◆ **SHORT PROBLEM**
The listing must be reproduced in full, exactly as it stands.
## BEGIN PROVIDED INFORMATION
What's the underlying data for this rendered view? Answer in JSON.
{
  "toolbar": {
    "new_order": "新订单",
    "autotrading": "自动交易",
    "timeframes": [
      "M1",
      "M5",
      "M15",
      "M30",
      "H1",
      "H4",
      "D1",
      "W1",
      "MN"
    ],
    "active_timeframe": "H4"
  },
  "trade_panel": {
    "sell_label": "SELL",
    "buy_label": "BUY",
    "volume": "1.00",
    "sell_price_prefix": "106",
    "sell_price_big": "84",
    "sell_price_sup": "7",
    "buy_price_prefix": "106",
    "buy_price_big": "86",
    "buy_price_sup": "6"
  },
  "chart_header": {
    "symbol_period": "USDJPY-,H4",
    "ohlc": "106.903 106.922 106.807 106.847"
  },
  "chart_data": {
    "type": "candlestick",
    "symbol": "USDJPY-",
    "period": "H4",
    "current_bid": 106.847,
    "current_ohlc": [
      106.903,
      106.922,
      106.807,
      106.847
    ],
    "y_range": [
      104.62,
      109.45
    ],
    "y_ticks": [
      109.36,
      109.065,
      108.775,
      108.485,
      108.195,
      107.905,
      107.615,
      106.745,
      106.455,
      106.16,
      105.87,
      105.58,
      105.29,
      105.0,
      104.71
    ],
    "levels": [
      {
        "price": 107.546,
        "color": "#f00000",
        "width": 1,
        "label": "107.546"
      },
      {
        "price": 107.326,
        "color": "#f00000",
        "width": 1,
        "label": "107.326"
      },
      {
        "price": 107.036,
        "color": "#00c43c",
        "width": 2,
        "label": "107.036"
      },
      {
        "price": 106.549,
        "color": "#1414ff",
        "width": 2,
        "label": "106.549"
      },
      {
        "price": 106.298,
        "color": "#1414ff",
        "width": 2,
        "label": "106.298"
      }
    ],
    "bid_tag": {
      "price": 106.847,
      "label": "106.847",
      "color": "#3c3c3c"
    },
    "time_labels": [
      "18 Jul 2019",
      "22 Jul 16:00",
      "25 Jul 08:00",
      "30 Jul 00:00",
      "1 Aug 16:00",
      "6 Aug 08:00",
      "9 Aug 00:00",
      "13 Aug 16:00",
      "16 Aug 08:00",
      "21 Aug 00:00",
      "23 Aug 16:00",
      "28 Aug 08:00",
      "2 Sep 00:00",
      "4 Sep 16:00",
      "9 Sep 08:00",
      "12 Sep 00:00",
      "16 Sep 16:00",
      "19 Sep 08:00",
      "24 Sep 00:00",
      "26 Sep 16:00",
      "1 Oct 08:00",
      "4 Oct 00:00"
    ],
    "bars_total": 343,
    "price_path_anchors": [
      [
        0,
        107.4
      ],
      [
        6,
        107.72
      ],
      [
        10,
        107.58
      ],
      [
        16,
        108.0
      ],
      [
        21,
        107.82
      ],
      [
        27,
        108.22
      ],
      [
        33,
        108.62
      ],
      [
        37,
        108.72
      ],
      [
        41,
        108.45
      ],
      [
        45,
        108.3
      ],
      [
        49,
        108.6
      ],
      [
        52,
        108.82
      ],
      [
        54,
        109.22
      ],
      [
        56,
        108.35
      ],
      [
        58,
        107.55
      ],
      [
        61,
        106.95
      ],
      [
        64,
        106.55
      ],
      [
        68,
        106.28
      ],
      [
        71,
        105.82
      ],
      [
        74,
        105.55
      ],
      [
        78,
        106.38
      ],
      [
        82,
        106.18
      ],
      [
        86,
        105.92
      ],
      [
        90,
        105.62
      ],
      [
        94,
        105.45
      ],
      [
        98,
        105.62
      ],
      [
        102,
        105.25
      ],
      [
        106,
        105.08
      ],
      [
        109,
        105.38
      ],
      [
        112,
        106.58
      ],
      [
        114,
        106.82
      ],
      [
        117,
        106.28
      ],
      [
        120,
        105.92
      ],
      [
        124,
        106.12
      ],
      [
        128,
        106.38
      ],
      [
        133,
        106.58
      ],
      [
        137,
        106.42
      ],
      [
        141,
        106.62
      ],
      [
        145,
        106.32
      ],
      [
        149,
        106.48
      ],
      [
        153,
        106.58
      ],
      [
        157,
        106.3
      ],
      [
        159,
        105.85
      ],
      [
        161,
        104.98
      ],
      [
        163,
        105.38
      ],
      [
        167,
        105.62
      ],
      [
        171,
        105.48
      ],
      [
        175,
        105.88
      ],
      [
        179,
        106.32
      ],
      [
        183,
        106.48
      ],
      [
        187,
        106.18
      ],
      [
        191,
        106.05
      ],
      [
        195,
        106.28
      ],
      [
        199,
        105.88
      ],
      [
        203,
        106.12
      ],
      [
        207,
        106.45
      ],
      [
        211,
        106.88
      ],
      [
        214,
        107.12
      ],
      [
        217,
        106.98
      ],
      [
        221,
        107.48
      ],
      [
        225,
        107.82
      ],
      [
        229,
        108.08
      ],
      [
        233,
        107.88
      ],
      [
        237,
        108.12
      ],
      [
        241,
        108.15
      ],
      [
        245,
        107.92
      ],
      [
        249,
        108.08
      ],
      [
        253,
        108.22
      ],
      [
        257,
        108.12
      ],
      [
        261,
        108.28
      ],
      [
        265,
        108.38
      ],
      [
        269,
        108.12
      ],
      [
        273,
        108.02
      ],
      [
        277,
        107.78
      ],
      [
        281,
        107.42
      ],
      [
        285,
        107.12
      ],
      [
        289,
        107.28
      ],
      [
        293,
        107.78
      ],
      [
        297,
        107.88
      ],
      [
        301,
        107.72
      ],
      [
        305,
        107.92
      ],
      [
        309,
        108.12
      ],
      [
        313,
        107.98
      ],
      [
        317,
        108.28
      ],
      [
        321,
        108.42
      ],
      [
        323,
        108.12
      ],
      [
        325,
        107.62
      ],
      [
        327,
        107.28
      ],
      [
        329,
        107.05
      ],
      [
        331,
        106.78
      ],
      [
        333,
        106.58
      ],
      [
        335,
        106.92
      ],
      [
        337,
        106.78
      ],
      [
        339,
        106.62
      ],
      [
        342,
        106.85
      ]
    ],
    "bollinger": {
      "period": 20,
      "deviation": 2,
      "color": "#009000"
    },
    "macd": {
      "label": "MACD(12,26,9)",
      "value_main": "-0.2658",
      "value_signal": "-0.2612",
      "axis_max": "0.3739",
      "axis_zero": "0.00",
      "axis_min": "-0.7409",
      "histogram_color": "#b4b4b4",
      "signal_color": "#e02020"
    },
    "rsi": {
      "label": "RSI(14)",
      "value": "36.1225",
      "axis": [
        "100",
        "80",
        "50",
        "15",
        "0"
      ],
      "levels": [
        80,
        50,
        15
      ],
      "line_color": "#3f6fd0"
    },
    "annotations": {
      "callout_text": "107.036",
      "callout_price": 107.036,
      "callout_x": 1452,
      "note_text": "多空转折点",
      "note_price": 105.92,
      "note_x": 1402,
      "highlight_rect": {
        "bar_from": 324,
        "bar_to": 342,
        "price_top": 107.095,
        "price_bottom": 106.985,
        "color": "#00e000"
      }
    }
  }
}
## END PROVIDED INFORMATION
◆ **ANSWER TO THIS TASK**
What's the underlying data for this rendered view? Answer in JSON.
{
  "toolbar": {
    "new_order": "新订单",
    "autotrading": "自动交易",
    "timeframes": [
      "M1",
      "M5",
      "M15",
      "M30",
      "H1",
      "H4",
      "D1",
      "W1",
      "MN"
    ],
    "active_timeframe": "H4"
  },
  "trade_panel": {
    "sell_label": "SELL",
    "buy_label": "BUY",
    "volume": "1.00",
    "sell_price_prefix": "106",
    "sell_price_big": "84",
    "sell_price_sup": "7",
    "buy_price_prefix": "106",
    "buy_price_big": "86",
    "buy_price_sup": "6"
  },
  "chart_header": {
    "symbol_period": "USDJPY-,H4",
    "ohlc": "106.903 106.922 106.807 106.847"
  },
  "chart_data": {
    "type": "candlestick",
    "symbol": "USDJPY-",
    "period": "H4",
    "current_bid": 106.847,
    "current_ohlc": [
      106.903,
      106.922,
      106.807,
      106.847
    ],
    "y_range": [
      104.62,
      109.45
    ],
    "y_ticks": [
      109.36,
      109.065,
      108.775,
      108.485,
      108.195,
      107.905,
      107.615,
      106.745,
      106.455,
      106.16,
      105.87,
      105.58,
      105.29,
      105.0,
      104.71
    ],
    "levels": [
      {
        "price": 107.546,
        "color": "#f00000",
        "width": 1,
        "label": "107.546"
      },
      {
        "price": 107.326,
        "color": "#f00000",
        "width": 1,
        "label": "107.326"
      },
      {
        "price": 107.036,
        "color": "#00c43c",
        "width": 2,
        "label": "107.036"
      },
      {
        "price": 106.549,
        "color": "#1414ff",
        "width": 2,
        "label": "106.549"
      },
      {
        "price": 106.298,
        "color": "#1414ff",
        "width": 2,
        "label": "106.298"
      }
    ],
    "bid_tag": {
      "price": 106.847,
      "label": "106.847",
      "color": "#3c3c3c"
    },
    "time_labels": [
      "18 Jul 2019",
      "22 Jul 16:00",
      "25 Jul 08:00",
      "30 Jul 00:00",
      "1 Aug 16:00",
      "6 Aug 08:00",
      "9 Aug 00:00",
      "13 Aug 16:00",
      "16 Aug 08:00",
      "21 Aug 00:00",
      "23 Aug 16:00",
      "28 Aug 08:00",
      "2 Sep 00:00",
      "4 Sep 16:00",
      "9 Sep 08:00",
      "12 Sep 00:00",
      "16 Sep 16:00",
      "19 Sep 08:00",
      "24 Sep 00:00",
      "26 Sep 16:00",
      "1 Oct 08:00",
      "4 Oct 00:00"
    ],
    "bars_total": 343,
    "price_path_anchors": [
      [
        0,
        107.4
      ],
      [
        6,
        107.72
      ],
      [
        10,
        107.58
      ],
      [
        16,
        108.0
      ],
      [
        21,
        107.82
      ],
      [
        27,
        108.22
      ],
      [
        33,
        108.62
      ],
      [
        37,
        108.72
      ],
      [
        41,
        108.45
      ],
      [
        45,
        108.3
      ],
      [
        49,
        108.6
      ],
      [
        52,
        108.82
      ],
      [
        54,
        109.22
      ],
      [
        56,
        108.35
      ],
      [
        58,
        107.55
      ],
      [
        61,
        106.95
      ],
      [
        64,
        106.55
      ],
      [
        68,
        106.28
      ],
      [
        71,
        105.82
      ],
      [
        74,
        105.55
      ],
      [
        78,
        106.38
      ],
      [
        82,
        106.18
      ],
      [
        86,
        105.92
      ],
      [
        90,
        105.62
      ],
      [
        94,
        105.45
      ],
      [
        98,
        105.62
      ],
      [
        102,
        105.25
      ],
      [
        106,
        105.08
      ],
      [
        109,
        105.38
      ],
      [
        112,
        106.58
      ],
      [
        114,
        106.82
      ],
      [
        117,
        106.28
      ],
      [
        120,
        105.92
      ],
      [
        124,
        106.12
      ],
      [
        128,
        106.38
      ],
      [
        133,
        106.58
      ],
      [
        137,
        106.42
      ],
      [
        141,
        106.62
      ],
      [
        145,
        106.32
      ],
      [
        149,
        106.48
      ],
      [
        153,
        106.58
      ],
      [
        157,
        106.3
      ],
      [
        159,
        105.85
      ],
      [
        161,
        104.98
      ],
      [
        163,
        105.38
      ],
      [
        167,
        105.62
      ],
      [
        171,
        105.48
      ],
      [
        175,
        105.88
      ],
      [
        179,
        106.32
      ],
      [
        183,
        106.48
      ],
      [
        187,
        106.18
      ],
      [
        191,
        106.05
      ],
      [
        195,
        106.28
      ],
      [
        199,
        105.88
      ],
      [
        203,
        106.12
      ],
      [
        207,
        106.45
      ],
      [
        211,
        106.88
      ],
      [
        214,
        107.12
      ],
      [
        217,
        106.98
      ],
      [
        221,
        107.48
      ],
      [
        225,
        107.82
      ],
      [
        229,
        108.08
      ],
      [
        233,
        107.88
      ],
      [
        237,
        108.12
      ],
      [
        241,
        108.15
      ],
      [
        245,
        107.92
      ],
      [
        249,
        108.08
      ],
      [
        253,
        108.22
      ],
      [
        257,
        108.12
      ],
      [
        261,
        108.28
      ],
      [
        265,
        108.38
      ],
      [
        269,
        108.12
      ],
      [
        273,
        108.02
      ],
      [
        277,
        107.78
      ],
      [
        281,
        107.42
      ],
      [
        285,
        107.12
      ],
      [
        289,
        107.28
      ],
      [
        293,
        107.78
      ],
      [
        297,
        107.88
      ],
      [
        301,
        107.72
      ],
      [
        305,
        107.92
      ],
      [
        309,
        108.12
      ],
      [
        313,
        107.98
      ],
      [
        317,
        108.28
      ],
      [
        321,
        108.42
      ],
      [
        323,
        108.12
      ],
      [
        325,
        107.62
      ],
      [
        327,
        107.28
      ],
      [
        329,
        107.05
      ],
      [
        331,
        106.78
      ],
      [
        333,
        106.58
      ],
      [
        335,
        106.92
      ],
      [
        337,
        106.78
      ],
      [
        339,
        106.62
      ],
      [
        342,
        106.85
      ]
    ],
    "bollinger": {
      "period": 20,
      "deviation": 2,
      "color": "#009000"
    },
    "macd": {
      "label": "MACD(12,26,9)",
      "value_main": "-0.2658",
      "value_signal": "-0.2612",
      "axis_max": "0.3739",
      "axis_zero": "0.00",
      "axis_min": "-0.7409",
      "histogram_color": "#b4b4b4",
      "signal_color": "#e02020"
    },
    "rsi": {
      "label": "RSI(14)",
      "value": "36.1225",
      "axis": [
        "100",
        "80",
        "50",
        "15",
        "0"
      ],
      "levels": [
        80,
        50,
        15
      ],
      "line_color": "#3f6fd0"
    },
    "annotations": {
      "callout_text": "107.036",
      "callout_price": 107.036,
      "callout_x": 1452,
      "note_text": "多空转折点",
      "note_price": 105.92,
      "note_x": 1402,
      "highlight_rect": {
        "bar_from": 324,
        "bar_to": 342,
        "price_top": 107.095,
        "price_bottom": 106.985,
        "color": "#00e000"
      }
    }
  }
}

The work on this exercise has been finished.